■ Given task ■
All of the data must be printed exactly; please include every line.

■ Data lines ■
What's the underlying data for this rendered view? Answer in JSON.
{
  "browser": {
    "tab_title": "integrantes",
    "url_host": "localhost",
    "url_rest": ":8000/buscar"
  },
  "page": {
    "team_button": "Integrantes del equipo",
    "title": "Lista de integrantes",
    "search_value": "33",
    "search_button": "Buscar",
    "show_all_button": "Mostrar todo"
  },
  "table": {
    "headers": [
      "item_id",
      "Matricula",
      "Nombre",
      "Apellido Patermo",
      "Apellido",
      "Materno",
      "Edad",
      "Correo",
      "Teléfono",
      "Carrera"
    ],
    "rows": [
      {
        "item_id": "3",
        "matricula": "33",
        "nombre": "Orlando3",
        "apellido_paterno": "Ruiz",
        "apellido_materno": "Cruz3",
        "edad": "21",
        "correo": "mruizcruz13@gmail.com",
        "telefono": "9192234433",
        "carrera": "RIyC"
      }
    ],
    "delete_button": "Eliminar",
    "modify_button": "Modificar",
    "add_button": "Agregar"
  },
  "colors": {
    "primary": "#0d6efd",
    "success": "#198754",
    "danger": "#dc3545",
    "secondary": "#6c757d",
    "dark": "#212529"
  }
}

■ Finished answer ■
What's the underlying data for this rendered view? Answer in JSON.
{
  "browser": {
    "tab_title": "integrantes",
    "url_host": "localhost",
    "url_rest": ":8000/buscar"
  },
  "page": {
    "team_button": "Integrantes del equipo",
    "title": "Lista de integrantes",
    "search_value": "33",
    "search_button": "Buscar",
    "show_all_button": "Mostrar todo"
  },
  "table": {
    "headers": [
      "item_id",
      "Matricula",
      "Nombre",
      "Apellido Patermo",
      "Apellido",
      "Materno",
      "Edad",
      "Correo",
      "Teléfono",
      "Carrera"
    ],
    "rows": [
      {
        "item_id": "3",
        "matricula": "33",
        "nombre": "Orlando3",
        "apellido_paterno": "Ruiz",
        "apellido_materno": "Cruz3",
        "edad": "21",
        "correo": "mruizcruz13@gmail.com",
        "telefono": "9192234433",
        "carrera": "RIyC"
      }
    ],
    "delete_button": "Eliminar",
    "modify_button": "Modificar",
    "add_button": "Agregar"
  },
  "colors": {
    "primary": "#0d6efd",
    "success": "#198754",
    "danger": "#dc3545",
    "secondary": "#6c757d",
    "dark": "#212529"
  }
}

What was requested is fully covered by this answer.